• **SET EXERCISE**: Pull out every line with the word "name" from the entries below.

• **LISTING**:
┄┄┄┄┄┄┄┄┄┄
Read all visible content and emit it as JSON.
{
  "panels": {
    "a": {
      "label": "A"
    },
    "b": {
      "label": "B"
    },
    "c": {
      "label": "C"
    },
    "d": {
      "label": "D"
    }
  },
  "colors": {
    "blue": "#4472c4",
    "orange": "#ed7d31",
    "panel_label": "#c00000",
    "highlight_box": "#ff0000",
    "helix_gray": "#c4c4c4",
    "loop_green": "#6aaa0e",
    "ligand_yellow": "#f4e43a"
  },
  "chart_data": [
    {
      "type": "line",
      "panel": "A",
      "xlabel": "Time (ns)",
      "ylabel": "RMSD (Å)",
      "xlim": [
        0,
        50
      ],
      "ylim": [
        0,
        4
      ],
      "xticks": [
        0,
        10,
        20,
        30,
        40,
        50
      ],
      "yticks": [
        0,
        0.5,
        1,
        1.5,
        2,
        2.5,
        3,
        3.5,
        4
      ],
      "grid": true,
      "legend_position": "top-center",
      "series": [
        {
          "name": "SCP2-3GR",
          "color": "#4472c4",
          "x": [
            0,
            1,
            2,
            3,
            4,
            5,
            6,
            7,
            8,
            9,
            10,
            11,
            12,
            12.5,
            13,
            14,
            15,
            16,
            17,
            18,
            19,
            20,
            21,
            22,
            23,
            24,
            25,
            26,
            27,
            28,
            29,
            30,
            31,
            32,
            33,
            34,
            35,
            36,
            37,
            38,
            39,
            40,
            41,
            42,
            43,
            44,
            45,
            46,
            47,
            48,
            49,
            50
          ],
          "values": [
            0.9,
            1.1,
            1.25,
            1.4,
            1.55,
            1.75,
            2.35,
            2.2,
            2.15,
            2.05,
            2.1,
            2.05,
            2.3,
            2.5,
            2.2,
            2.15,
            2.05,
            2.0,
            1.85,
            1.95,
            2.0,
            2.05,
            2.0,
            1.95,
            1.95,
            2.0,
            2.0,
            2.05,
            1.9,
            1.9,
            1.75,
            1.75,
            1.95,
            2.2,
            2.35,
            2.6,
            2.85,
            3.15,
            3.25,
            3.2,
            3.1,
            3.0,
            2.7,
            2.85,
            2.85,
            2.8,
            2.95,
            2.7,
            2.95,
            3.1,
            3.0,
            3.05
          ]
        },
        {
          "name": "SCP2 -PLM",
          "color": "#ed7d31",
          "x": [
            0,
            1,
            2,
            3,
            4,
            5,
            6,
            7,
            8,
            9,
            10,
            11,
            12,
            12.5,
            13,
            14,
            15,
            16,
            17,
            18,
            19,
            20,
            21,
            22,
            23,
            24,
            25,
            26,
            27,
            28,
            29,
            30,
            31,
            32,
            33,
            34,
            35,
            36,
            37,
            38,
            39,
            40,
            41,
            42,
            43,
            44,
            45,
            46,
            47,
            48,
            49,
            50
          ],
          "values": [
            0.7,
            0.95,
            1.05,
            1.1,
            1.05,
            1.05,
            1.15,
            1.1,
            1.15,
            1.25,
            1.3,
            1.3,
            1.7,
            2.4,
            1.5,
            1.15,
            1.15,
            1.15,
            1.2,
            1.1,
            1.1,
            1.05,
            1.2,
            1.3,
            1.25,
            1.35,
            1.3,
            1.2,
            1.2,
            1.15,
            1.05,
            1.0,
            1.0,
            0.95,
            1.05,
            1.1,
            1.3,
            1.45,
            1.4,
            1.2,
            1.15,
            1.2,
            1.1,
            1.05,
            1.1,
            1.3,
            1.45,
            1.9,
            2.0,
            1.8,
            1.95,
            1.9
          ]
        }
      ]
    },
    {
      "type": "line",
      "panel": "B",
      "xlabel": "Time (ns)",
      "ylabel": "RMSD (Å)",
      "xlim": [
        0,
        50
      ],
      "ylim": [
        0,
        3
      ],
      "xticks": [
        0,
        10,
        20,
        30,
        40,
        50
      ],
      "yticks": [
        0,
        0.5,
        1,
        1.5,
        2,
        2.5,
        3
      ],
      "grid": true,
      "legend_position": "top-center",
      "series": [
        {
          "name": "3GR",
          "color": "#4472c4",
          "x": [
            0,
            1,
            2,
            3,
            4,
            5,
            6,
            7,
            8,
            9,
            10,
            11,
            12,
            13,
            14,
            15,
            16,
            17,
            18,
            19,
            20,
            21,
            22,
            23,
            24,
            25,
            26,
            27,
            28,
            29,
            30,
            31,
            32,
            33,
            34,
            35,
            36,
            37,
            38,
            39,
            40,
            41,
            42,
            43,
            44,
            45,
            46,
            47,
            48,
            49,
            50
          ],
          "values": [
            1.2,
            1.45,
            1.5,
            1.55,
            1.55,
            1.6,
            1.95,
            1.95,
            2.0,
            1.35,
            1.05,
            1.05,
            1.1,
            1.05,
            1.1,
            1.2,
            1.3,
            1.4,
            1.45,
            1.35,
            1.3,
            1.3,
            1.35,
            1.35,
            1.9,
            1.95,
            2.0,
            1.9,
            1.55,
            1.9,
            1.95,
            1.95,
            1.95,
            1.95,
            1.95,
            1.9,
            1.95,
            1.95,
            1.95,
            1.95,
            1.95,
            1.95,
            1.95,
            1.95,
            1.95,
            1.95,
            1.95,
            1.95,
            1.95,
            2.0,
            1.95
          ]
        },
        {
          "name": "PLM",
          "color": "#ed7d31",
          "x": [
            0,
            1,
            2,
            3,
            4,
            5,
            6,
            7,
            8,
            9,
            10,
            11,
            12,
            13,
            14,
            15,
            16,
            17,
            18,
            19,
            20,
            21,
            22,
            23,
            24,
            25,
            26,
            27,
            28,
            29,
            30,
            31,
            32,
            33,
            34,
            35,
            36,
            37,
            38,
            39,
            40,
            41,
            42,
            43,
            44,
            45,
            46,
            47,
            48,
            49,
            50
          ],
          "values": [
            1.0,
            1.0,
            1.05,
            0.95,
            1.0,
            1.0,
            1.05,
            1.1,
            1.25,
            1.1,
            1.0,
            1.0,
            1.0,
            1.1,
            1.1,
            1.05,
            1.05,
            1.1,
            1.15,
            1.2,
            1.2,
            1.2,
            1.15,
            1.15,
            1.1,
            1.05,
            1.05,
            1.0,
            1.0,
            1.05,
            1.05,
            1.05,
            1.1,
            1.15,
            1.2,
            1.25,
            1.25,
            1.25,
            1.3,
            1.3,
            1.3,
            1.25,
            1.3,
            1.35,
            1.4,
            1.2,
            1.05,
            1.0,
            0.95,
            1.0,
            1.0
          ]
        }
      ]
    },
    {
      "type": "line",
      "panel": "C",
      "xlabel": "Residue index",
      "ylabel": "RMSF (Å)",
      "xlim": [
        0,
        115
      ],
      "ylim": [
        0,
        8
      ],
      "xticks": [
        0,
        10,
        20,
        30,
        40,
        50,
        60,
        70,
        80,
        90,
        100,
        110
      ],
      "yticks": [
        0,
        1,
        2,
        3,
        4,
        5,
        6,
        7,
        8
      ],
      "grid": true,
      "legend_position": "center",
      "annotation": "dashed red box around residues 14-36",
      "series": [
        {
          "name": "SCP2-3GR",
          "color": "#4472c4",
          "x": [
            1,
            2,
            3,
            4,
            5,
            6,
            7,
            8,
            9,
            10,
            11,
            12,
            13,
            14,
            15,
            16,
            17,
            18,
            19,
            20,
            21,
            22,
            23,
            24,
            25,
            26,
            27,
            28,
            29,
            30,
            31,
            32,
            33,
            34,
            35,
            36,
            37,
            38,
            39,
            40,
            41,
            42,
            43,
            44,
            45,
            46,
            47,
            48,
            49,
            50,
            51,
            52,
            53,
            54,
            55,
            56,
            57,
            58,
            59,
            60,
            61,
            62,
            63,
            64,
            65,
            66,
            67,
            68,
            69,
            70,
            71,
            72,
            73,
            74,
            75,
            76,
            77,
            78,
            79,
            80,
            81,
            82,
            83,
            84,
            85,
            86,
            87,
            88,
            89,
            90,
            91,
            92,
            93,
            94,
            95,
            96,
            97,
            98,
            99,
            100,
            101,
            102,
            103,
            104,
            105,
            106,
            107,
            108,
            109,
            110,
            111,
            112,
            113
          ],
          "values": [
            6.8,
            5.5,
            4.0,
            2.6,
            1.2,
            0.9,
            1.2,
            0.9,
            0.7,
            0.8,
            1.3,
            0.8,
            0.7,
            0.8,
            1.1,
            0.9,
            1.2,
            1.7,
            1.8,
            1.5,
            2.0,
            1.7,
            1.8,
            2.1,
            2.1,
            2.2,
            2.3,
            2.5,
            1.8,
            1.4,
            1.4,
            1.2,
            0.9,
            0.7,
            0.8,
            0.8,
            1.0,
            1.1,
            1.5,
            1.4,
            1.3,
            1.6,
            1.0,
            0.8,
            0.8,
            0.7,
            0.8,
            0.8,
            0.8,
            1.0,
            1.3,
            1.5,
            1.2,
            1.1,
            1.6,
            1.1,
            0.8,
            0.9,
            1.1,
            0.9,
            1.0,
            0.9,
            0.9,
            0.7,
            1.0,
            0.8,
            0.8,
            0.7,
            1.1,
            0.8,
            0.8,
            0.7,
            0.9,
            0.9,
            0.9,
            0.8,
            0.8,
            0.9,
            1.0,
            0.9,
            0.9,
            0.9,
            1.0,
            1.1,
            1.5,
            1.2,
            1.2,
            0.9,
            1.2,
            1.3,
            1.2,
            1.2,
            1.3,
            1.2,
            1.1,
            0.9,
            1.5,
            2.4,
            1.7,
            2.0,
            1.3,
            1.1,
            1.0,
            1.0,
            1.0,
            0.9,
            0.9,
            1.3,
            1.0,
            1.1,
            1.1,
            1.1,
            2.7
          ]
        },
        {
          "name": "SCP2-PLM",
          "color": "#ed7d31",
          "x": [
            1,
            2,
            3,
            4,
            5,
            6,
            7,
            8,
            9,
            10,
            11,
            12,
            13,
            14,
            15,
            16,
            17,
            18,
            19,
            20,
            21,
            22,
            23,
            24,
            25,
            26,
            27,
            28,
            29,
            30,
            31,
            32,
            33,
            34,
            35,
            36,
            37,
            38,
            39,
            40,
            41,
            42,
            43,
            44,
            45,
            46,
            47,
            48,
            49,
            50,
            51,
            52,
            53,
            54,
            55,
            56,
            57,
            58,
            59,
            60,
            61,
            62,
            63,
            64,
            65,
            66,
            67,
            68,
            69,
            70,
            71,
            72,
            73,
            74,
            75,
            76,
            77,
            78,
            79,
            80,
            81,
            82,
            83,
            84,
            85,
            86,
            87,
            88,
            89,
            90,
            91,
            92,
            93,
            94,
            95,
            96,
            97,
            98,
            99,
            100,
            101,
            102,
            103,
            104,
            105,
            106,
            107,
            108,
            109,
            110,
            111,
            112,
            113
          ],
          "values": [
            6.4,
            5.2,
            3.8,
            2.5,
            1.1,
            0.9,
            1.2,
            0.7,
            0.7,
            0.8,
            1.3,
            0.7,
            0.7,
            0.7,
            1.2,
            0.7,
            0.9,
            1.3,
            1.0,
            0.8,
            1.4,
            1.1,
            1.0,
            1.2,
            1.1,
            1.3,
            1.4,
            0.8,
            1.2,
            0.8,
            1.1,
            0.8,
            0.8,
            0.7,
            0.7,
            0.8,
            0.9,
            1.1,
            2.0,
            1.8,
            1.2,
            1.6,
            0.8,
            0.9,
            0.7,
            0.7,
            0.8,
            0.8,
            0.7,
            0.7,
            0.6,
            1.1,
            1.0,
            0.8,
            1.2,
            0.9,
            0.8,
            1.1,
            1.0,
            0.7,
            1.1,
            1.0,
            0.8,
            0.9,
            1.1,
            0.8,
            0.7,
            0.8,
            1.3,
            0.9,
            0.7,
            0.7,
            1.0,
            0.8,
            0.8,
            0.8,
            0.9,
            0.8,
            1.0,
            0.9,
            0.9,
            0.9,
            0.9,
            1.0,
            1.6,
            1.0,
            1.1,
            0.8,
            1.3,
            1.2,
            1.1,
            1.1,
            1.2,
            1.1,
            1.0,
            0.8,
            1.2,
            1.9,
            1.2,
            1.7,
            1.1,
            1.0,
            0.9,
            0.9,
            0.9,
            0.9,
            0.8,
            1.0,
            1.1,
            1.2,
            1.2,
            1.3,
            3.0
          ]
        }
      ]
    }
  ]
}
┄┄┄┄┄┄┄┄┄┄
• **OUTPUT OF THE TASK**:
          "name": "SCP2-3GR",
          "name": "SCP2 -PLM",
          "name": "3GR",
          "name": "PLM",
          "name": "SCP2-3GR",
          "name": "SCP2-PLM",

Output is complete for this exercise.